» Exercise details
Pull out each line of the data that includes the word "color".

** START Provided records **

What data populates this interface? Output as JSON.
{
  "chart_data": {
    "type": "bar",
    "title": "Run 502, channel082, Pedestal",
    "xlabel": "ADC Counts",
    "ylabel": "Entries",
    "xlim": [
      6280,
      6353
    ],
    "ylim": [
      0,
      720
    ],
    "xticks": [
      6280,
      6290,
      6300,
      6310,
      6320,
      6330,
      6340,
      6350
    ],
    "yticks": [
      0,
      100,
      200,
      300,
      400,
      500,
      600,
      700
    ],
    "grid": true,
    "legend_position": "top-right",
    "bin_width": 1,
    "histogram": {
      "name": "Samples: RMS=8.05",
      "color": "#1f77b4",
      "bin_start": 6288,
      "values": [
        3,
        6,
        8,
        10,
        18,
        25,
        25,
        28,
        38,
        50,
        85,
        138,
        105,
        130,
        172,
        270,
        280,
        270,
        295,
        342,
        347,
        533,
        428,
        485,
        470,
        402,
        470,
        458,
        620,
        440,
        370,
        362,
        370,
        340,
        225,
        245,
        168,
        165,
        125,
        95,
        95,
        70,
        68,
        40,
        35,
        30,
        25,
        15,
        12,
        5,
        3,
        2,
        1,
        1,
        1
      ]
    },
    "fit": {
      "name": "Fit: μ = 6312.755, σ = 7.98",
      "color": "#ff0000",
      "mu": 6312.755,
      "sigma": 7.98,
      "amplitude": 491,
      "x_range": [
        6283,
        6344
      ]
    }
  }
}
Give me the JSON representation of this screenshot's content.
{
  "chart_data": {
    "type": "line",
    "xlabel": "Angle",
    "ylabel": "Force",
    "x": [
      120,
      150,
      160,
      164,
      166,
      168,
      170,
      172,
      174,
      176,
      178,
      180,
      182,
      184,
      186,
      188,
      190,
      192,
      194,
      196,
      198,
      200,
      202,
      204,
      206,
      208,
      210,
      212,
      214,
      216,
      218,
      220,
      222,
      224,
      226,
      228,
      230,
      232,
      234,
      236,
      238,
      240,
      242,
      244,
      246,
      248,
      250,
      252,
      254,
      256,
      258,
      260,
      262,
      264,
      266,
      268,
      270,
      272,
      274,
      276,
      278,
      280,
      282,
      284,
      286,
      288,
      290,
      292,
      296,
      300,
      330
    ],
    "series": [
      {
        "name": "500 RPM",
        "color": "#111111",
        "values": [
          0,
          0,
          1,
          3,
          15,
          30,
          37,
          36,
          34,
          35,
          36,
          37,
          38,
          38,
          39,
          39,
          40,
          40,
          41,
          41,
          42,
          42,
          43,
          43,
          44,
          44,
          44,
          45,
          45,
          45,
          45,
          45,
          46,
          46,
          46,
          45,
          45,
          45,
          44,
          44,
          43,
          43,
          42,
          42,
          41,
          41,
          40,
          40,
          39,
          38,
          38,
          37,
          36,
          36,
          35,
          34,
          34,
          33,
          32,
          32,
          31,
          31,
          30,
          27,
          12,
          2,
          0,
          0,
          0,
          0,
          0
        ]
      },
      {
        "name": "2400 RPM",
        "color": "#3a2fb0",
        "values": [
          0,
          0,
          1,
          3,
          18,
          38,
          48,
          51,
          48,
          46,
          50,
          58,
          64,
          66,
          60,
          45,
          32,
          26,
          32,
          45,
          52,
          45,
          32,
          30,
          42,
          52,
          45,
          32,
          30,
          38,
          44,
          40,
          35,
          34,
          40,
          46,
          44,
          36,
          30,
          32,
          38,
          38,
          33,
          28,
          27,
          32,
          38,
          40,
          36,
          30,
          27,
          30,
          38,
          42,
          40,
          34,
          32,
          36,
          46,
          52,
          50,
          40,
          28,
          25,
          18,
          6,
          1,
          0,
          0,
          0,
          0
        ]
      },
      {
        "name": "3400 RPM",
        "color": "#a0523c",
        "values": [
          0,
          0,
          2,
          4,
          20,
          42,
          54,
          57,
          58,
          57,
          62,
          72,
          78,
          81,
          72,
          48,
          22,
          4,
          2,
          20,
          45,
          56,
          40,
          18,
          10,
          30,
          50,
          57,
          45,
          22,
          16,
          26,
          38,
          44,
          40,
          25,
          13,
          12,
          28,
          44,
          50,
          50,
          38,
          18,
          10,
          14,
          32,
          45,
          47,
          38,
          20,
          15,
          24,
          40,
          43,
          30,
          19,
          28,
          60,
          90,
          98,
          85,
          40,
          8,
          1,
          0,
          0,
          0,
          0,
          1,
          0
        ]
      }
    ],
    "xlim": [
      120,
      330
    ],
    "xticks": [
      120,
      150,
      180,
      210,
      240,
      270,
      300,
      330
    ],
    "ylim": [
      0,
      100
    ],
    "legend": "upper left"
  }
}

** END Provided records **

» Reply to the task
      "color": "#1f77b4",
      "color": "#ff0000",
        "color": "#111111",
        "color": "#3a2fb0",
        "color": "#a0523c",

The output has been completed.